Written instruction: Look through the material below. Copy each line that contains the string "property".

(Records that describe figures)

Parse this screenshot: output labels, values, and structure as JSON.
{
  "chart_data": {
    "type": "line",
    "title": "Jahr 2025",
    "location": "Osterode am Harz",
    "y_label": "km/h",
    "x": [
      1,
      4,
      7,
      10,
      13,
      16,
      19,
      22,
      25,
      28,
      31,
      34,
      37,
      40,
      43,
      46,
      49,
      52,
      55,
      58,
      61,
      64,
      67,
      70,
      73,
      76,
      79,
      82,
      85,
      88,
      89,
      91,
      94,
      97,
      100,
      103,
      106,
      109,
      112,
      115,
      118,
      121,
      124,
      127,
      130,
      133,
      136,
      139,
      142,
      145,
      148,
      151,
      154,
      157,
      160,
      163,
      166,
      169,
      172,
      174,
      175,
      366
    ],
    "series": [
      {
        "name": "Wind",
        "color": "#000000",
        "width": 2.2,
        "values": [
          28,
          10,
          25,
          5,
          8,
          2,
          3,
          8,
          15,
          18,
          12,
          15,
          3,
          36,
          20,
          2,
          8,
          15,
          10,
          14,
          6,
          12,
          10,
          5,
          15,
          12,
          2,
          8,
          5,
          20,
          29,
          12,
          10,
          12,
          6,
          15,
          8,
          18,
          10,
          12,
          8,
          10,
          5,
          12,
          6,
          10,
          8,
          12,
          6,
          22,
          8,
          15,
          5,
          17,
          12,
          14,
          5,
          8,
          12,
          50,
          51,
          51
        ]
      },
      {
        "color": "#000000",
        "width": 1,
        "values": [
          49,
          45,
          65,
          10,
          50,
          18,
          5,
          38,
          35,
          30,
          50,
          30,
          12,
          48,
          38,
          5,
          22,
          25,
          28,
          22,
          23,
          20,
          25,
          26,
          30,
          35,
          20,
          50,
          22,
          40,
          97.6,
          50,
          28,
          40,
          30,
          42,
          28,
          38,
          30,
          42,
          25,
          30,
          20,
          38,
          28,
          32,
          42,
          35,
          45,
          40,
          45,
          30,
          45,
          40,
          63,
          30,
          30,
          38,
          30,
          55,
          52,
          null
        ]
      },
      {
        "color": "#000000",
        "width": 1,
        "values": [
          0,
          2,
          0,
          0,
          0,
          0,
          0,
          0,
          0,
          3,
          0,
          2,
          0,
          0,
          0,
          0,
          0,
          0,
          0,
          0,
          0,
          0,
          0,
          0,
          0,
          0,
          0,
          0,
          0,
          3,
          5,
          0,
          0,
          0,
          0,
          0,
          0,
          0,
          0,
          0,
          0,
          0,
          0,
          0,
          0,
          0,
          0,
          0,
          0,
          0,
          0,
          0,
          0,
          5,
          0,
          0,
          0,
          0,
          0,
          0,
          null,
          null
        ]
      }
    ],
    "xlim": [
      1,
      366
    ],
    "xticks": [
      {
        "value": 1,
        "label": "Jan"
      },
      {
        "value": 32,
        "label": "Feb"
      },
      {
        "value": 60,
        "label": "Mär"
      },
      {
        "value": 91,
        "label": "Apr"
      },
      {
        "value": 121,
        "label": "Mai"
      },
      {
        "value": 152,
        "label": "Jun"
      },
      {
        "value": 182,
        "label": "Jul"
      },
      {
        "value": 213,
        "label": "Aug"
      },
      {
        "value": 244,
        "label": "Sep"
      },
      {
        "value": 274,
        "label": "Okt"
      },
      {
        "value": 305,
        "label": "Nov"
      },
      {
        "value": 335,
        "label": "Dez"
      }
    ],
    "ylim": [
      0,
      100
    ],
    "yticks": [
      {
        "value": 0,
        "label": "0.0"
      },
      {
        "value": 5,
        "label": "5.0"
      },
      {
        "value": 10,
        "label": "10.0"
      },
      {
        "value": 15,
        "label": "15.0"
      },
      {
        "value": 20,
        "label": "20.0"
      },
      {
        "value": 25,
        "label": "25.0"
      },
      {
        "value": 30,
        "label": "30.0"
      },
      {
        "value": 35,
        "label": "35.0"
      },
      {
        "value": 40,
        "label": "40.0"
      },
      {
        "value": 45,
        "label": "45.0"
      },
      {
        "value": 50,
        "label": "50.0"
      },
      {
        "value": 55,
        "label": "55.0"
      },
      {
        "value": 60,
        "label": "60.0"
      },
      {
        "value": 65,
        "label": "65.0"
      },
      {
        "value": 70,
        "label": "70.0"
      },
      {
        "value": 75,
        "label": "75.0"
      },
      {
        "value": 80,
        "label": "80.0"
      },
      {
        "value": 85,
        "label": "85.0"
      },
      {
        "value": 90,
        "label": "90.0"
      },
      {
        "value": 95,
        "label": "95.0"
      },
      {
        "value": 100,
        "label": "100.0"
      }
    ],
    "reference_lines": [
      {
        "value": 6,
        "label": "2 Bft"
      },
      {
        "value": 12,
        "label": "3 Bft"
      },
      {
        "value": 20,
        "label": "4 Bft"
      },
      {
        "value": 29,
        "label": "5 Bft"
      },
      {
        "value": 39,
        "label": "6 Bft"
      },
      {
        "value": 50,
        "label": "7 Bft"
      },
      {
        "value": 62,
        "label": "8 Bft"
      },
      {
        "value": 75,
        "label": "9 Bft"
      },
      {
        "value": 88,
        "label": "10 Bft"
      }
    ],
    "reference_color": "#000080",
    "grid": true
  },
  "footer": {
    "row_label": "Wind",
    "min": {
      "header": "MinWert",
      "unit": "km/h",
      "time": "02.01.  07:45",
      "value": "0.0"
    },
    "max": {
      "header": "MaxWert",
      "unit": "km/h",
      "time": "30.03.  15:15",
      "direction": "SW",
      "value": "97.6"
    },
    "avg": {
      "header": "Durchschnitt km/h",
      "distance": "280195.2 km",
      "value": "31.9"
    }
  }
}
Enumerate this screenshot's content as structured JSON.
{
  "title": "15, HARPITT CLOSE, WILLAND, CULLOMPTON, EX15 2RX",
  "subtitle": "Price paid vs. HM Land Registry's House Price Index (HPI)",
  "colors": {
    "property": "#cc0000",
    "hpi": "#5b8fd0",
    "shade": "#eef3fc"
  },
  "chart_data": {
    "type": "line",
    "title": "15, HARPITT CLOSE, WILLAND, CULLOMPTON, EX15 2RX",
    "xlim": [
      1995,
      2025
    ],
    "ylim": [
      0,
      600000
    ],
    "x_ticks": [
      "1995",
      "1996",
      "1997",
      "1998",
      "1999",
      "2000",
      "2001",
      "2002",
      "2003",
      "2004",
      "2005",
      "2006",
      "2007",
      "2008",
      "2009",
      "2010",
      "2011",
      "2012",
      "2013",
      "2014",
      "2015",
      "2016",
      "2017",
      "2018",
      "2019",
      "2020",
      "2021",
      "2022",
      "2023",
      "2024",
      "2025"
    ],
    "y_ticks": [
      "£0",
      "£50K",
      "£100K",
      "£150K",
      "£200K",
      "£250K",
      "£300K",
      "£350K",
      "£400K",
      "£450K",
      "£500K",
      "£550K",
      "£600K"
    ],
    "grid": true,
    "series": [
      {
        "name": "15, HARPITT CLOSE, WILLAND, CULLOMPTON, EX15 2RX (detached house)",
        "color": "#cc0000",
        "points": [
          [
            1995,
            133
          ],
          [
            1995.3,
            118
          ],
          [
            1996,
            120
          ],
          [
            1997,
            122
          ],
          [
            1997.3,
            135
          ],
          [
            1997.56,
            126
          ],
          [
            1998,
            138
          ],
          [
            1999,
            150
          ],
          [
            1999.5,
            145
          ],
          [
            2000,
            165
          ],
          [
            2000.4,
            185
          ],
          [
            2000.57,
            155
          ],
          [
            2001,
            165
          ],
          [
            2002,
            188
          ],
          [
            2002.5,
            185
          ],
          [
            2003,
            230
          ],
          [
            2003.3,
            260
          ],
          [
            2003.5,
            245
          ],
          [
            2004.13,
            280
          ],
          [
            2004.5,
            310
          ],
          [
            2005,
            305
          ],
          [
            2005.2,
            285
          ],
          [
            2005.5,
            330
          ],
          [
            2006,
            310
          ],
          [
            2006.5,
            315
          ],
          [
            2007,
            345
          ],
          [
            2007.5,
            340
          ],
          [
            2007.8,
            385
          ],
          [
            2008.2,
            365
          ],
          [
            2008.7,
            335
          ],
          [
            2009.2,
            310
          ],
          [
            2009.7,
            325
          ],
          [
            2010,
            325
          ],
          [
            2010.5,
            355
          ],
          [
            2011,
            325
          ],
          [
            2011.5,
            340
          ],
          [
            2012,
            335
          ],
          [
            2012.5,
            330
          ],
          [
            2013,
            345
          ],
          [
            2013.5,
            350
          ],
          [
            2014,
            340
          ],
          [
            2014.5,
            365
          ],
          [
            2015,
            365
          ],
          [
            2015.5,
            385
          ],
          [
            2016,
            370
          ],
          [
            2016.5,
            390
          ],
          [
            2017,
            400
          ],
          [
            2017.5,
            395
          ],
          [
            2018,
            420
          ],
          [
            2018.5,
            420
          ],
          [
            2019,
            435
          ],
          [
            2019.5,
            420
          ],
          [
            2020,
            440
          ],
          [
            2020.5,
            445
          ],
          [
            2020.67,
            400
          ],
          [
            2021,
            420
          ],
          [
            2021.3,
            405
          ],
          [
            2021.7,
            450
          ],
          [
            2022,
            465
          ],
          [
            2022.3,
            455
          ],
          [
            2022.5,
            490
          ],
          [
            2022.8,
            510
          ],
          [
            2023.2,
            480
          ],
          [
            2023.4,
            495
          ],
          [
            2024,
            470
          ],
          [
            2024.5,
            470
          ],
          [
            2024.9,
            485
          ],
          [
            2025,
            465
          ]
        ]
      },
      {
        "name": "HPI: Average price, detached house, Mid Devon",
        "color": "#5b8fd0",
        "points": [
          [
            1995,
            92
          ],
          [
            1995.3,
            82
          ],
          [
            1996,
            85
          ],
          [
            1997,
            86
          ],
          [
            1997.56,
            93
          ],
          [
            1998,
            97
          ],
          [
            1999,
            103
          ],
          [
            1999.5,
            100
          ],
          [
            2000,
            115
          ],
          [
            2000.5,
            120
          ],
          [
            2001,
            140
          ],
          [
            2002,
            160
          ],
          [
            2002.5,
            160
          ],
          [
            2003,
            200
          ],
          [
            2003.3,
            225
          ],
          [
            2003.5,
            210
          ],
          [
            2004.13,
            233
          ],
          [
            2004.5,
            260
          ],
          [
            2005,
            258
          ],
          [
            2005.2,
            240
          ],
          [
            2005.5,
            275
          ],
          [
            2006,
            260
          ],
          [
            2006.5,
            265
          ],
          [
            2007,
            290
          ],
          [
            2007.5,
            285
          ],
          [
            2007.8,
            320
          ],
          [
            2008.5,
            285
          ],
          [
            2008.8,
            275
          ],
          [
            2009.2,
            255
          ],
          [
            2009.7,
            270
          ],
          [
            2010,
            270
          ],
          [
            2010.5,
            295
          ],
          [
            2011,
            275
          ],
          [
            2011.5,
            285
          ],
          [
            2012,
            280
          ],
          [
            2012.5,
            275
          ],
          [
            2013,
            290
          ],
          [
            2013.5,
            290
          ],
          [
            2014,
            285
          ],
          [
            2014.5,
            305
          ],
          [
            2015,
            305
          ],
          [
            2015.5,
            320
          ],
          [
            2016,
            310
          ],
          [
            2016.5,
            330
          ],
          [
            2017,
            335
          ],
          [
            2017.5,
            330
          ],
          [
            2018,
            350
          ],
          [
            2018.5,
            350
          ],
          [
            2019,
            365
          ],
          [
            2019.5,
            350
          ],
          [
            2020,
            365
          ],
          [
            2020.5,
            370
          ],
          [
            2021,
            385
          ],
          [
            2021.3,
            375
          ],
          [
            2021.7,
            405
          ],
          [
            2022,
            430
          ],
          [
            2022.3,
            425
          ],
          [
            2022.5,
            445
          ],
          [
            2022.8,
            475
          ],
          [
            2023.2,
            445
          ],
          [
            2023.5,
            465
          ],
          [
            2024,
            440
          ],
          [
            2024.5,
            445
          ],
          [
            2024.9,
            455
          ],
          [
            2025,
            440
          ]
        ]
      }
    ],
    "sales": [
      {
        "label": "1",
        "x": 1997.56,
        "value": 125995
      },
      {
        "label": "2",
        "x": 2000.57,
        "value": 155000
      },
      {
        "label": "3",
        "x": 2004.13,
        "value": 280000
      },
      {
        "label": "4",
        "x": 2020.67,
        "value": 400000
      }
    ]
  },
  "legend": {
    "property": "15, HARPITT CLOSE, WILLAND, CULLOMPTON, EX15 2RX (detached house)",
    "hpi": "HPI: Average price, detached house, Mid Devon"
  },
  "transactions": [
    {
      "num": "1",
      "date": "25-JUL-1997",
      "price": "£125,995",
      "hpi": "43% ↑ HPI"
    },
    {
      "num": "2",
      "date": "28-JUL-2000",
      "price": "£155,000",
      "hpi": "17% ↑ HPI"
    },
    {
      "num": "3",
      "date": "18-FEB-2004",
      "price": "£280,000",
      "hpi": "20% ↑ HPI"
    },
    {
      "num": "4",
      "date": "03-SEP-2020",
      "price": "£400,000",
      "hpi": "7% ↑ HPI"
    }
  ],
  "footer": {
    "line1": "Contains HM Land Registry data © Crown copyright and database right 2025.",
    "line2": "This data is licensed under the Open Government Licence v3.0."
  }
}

Full answer:
    "property": "#cc0000",
    "property": "15, HARPITT CLOSE, WILLAND, CULLOMPTON, EX15 2RX (detached house)",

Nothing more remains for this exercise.